■ Written request:
Copy, from the entries below, each line where the word "else" can be found.

■ Stored records:
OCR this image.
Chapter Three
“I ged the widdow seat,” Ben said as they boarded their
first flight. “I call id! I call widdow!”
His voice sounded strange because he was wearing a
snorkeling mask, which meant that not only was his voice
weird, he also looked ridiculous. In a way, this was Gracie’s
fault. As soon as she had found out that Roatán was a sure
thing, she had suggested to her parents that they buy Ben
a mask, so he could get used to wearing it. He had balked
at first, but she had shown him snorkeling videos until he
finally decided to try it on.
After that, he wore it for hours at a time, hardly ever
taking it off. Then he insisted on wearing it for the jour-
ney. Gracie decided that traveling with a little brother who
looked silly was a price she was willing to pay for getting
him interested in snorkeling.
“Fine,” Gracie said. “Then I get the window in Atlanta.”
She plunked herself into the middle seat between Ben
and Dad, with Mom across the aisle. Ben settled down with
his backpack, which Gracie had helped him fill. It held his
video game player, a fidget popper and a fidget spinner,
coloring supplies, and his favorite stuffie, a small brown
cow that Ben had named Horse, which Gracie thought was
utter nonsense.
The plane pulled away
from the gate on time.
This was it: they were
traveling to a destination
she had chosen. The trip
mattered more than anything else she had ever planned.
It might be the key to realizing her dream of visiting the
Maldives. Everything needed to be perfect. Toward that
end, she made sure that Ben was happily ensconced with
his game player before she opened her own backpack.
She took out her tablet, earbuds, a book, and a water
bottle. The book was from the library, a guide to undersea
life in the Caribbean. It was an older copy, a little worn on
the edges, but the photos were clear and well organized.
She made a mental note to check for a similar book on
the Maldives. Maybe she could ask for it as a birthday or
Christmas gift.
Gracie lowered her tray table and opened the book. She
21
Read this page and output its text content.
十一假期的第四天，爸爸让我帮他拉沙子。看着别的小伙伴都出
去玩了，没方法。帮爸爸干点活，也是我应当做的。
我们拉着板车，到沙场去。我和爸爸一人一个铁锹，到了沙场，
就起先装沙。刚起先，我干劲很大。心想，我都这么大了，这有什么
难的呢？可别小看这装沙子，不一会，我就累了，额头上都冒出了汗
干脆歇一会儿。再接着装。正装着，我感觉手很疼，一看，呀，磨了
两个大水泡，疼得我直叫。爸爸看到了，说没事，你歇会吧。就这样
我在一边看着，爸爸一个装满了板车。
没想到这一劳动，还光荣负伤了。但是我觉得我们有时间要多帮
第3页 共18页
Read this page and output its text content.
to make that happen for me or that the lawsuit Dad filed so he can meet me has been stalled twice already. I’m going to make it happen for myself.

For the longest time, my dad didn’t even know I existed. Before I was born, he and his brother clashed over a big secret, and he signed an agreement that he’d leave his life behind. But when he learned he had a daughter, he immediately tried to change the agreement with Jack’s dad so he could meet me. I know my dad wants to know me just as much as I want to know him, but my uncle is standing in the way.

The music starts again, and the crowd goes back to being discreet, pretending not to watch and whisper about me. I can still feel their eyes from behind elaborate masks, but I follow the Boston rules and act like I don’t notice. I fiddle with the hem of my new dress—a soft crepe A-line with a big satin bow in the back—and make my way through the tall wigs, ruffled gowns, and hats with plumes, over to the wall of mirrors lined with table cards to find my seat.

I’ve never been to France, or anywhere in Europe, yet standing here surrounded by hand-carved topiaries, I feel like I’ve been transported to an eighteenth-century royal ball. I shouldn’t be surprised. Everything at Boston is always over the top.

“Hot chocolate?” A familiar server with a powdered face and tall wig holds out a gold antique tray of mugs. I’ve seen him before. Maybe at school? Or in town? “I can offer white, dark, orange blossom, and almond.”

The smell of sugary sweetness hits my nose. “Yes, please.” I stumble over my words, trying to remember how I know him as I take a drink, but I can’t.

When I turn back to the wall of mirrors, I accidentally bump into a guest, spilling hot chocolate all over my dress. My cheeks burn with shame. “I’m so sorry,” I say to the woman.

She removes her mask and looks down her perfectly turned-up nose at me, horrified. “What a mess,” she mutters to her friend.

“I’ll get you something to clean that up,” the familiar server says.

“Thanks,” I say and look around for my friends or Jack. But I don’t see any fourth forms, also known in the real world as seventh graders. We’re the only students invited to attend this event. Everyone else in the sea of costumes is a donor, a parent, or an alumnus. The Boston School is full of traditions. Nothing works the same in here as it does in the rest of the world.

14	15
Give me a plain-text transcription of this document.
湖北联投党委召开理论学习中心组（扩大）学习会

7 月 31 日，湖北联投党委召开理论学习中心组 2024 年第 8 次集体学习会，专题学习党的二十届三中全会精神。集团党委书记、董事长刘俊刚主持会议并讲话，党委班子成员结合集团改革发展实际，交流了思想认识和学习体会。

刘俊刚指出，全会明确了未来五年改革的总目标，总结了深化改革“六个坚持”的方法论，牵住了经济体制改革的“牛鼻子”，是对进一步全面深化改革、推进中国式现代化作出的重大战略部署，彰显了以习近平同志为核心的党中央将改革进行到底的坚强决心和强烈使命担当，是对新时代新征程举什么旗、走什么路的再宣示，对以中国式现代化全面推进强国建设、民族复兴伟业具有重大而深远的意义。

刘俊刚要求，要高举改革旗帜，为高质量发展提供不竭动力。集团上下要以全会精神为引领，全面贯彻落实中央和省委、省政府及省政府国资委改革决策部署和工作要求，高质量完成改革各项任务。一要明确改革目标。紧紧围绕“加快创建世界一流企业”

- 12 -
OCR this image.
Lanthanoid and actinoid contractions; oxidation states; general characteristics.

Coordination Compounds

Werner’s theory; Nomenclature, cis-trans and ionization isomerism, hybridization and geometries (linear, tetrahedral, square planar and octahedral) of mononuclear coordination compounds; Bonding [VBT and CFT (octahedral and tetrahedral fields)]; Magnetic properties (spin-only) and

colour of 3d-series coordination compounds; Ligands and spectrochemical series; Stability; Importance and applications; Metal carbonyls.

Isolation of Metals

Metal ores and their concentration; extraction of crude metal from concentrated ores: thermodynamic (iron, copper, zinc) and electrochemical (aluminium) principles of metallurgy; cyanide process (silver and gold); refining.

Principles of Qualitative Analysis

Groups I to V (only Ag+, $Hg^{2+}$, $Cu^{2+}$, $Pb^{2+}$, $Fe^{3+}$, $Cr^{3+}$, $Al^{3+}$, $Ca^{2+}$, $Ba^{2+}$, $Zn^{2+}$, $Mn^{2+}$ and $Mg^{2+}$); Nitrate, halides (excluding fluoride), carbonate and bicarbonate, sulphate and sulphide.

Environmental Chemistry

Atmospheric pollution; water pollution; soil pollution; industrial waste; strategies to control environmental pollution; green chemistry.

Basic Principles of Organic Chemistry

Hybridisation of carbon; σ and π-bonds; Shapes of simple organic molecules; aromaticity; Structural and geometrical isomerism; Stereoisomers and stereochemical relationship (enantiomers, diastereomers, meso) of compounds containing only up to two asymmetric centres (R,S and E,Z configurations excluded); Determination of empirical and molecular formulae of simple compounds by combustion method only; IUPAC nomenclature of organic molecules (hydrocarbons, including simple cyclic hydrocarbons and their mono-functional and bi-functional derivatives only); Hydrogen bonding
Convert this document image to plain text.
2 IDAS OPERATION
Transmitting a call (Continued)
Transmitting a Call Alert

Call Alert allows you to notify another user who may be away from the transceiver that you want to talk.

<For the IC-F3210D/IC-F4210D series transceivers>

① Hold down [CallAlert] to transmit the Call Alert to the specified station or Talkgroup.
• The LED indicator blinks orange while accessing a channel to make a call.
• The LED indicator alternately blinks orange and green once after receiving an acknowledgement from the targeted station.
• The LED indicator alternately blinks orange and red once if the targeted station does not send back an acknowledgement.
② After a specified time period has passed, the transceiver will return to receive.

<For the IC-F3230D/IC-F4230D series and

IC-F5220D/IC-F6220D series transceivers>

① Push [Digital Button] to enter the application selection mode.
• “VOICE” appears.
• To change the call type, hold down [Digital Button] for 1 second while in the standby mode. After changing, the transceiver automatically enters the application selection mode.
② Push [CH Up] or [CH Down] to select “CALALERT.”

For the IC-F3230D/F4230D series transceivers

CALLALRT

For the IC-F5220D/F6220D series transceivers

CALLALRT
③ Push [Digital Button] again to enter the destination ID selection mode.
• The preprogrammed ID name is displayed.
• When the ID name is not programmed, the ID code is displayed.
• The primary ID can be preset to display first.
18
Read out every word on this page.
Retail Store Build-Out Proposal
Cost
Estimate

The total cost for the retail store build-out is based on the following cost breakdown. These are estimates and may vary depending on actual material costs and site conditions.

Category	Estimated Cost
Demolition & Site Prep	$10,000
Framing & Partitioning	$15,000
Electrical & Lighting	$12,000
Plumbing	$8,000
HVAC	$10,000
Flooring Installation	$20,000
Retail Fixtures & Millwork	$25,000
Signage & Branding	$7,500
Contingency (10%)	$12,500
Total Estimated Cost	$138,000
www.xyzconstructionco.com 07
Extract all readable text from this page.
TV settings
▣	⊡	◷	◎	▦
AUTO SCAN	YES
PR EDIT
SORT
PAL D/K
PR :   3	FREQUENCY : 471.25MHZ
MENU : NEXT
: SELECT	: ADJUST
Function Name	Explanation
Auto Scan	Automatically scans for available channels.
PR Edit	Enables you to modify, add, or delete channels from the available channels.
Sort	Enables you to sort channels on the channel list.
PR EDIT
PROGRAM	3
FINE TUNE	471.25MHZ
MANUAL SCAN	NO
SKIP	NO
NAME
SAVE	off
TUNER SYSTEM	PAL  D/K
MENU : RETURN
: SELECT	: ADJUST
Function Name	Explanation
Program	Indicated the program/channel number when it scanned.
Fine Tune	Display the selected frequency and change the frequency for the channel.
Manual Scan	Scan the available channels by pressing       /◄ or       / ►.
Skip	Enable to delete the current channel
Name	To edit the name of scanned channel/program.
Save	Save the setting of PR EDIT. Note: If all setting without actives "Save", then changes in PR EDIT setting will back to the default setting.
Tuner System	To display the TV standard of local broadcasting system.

■ The answer:
mattered more than anything else she had ever planned.
“Thanks,” I say and look around for my friends or Jack. But I don’t see any fourth forms, also known in the real world as seventh graders. We’re the only students invited to attend this event. Everyone else in the sea of costumes is a donor, a parent, or an alumnus. The Boston School is full of traditions. Nothing works the same in here as it does in the rest of the world.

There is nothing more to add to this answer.